Items from a dataset
★ ★ ★ ★ ★ ★ ★
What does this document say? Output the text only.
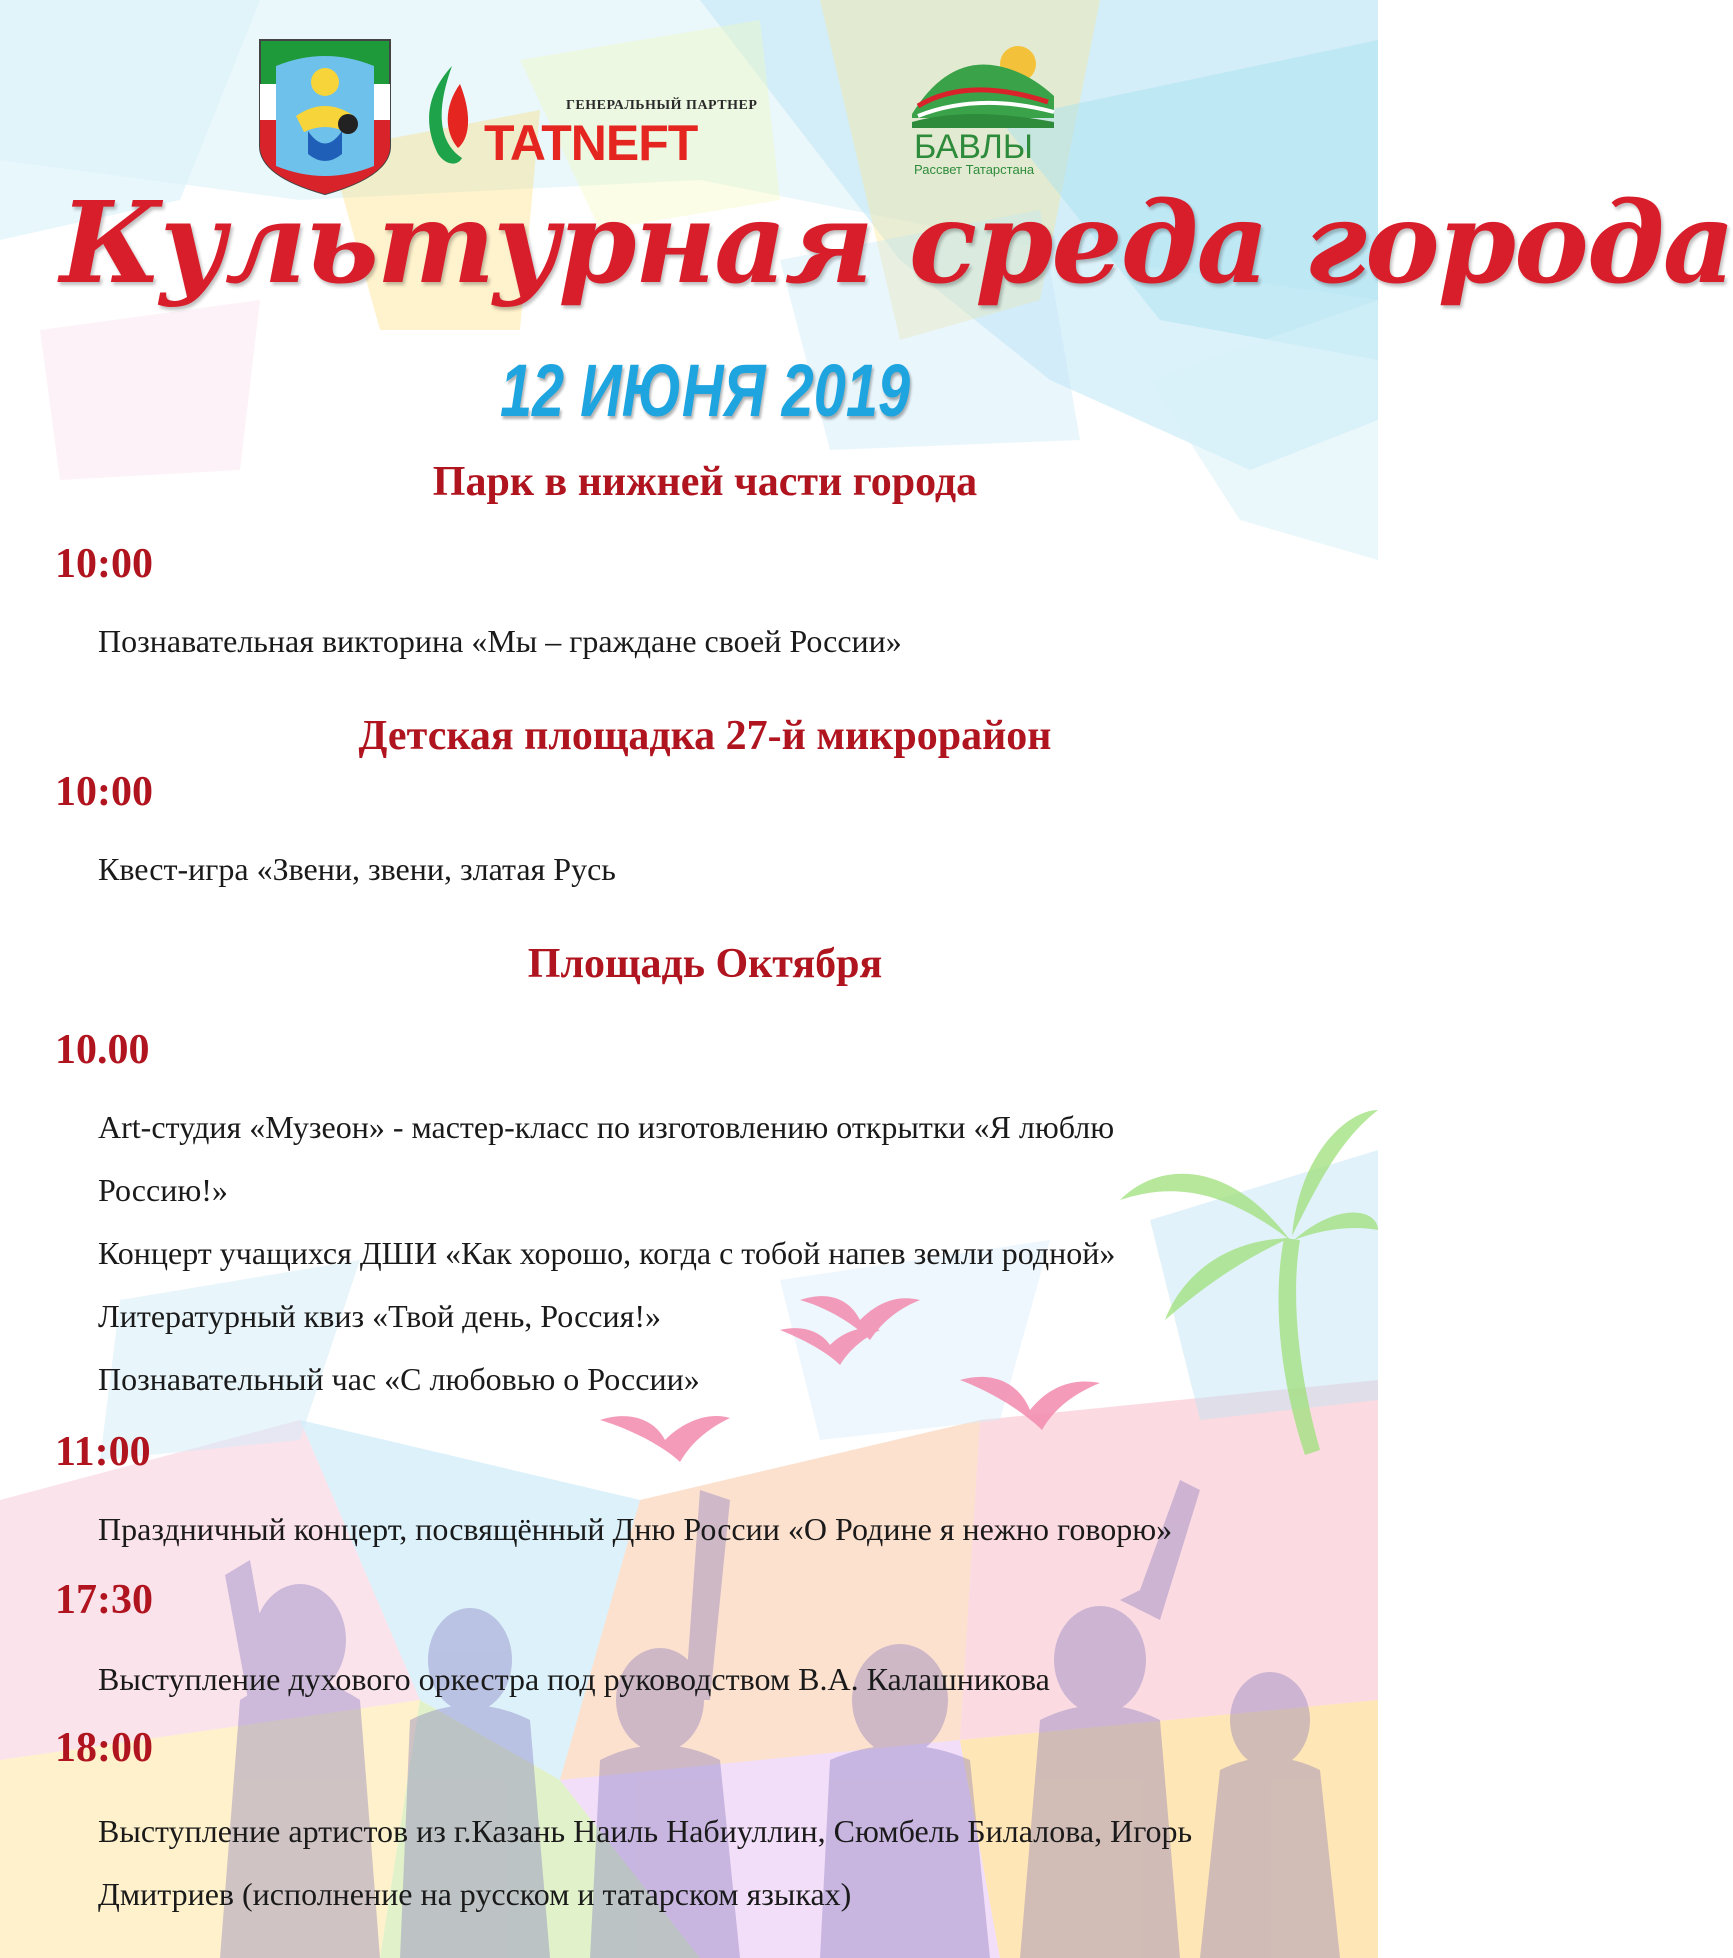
ГЕНЕРАЛЬНЫЙ ПАРТНЕР
TATNEFT	БАВЛЫ
Рассвет Татарстана
Культурная среда города
12 ИЮНЯ 2019
Парк в нижней части города
10:00
Познавательная викторина «Мы – граждане своей России»
Детская площадка 27-й микрорайон
10:00
Квест-игра «Звени, звени, златая Русь
Площадь Октября
10.00
Art-студия «Музеон» - мастер-класс по изготовлению открытки «Я люблю
Россию!»
Концерт учащихся ДШИ «Как хорошо, когда с тобой напев земли родной»
Литературный квиз «Твой день, Россия!»
Познавательный час «С любовью о России»
11:00
Праздничный концерт, посвящённый Дню России «О Родине я нежно говорю»
17:30
Выступление духового оркестра под руководством В.А. Калашникова
18:00
Выступление артистов из г.Казань Наиль Набиуллин, Сюмбель Билалова, Игорь
Дмитриев (исполнение на русском и татарском языках)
★ ★ ★ ★ ★ ★ ★
## Exercise brief
Make an exact copy of all entries above, dropping the images.

## Solved exercise
What does this document say? Output the text only.
ГЕНЕРАЛЬНЫЙ ПАРТНЕР
TATNEFT	БАВЛЫ
Рассвет Татарстана
Культурная среда города
12 ИЮНЯ 2019
Парк в нижней части города
10:00
Познавательная викторина «Мы – граждане своей России»
Детская площадка 27-й микрорайон
10:00
Квест-игра «Звени, звени, златая Русь
Площадь Октября
10.00
Art-студия «Музеон» - мастер-класс по изготовлению открытки «Я люблю
Россию!»
Концерт учащихся ДШИ «Как хорошо, когда с тобой напев земли родной»
Литературный квиз «Твой день, Россия!»
Познавательный час «С любовью о России»
11:00
Праздничный концерт, посвящённый Дню России «О Родине я нежно говорю»
17:30
Выступление духового оркестра под руководством В.А. Калашникова
18:00
Выступление артистов из г.Казань Наиль Набиуллин, Сюмбель Билалова, Игорь
Дмитриев (исполнение на русском и татарском языках)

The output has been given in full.